*DATA TO USE*
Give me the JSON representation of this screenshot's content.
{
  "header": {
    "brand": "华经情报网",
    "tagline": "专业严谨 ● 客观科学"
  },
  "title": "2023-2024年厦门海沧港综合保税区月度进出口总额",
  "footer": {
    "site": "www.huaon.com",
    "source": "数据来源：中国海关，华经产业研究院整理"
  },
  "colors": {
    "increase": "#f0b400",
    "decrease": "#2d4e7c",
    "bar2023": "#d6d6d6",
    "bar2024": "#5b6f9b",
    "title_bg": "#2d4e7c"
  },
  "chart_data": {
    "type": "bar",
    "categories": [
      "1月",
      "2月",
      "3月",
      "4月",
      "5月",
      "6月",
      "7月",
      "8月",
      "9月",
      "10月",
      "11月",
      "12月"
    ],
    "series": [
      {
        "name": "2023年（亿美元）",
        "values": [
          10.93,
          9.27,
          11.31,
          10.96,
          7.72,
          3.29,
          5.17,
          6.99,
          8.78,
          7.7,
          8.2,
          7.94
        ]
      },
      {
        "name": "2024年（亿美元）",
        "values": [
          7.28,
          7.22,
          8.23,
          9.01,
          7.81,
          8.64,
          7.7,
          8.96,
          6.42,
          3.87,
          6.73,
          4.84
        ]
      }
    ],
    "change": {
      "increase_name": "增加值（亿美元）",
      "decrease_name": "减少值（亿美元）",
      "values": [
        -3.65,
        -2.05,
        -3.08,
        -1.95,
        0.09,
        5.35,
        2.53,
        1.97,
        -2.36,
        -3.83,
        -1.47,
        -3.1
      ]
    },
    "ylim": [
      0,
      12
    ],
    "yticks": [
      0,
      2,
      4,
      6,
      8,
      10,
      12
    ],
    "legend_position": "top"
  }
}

*TASK DESCRIPTION*
Return every line exactly.

*ANSWER TO THE PROBLEM*
Give me the JSON representation of this screenshot's content.
{
  "header": {
    "brand": "华经情报网",
    "tagline": "专业严谨 ● 客观科学"
  },
  "title": "2023-2024年厦门海沧港综合保税区月度进出口总额",
  "footer": {
    "site": "www.huaon.com",
    "source": "数据来源：中国海关，华经产业研究院整理"
  },
  "colors": {
    "increase": "#f0b400",
    "decrease": "#2d4e7c",
    "bar2023": "#d6d6d6",
    "bar2024": "#5b6f9b",
    "title_bg": "#2d4e7c"
  },
  "chart_data": {
    "type": "bar",
    "categories": [
      "1月",
      "2月",
      "3月",
      "4月",
      "5月",
      "6月",
      "7月",
      "8月",
      "9月",
      "10月",
      "11月",
      "12月"
    ],
    "series": [
      {
        "name": "2023年（亿美元）",
        "values": [
          10.93,
          9.27,
          11.31,
          10.96,
          7.72,
          3.29,
          5.17,
          6.99,
          8.78,
          7.7,
          8.2,
          7.94
        ]
      },
      {
        "name": "2024年（亿美元）",
        "values": [
          7.28,
          7.22,
          8.23,
          9.01,
          7.81,
          8.64,
          7.7,
          8.96,
          6.42,
          3.87,
          6.73,
          4.84
        ]
      }
    ],
    "change": {
      "increase_name": "增加值（亿美元）",
      "decrease_name": "减少值（亿美元）",
      "values": [
        -3.65,
        -2.05,
        -3.08,
        -1.95,
        0.09,
        5.35,
        2.53,
        1.97,
        -2.36,
        -3.83,
        -1.47,
        -3.1
      ]
    },
    "ylim": [
      0,
      12
    ],
    "yticks": [
      0,
      2,
      4,
      6,
      8,
      10,
      12
    ],
    "legend_position": "top"
  }
}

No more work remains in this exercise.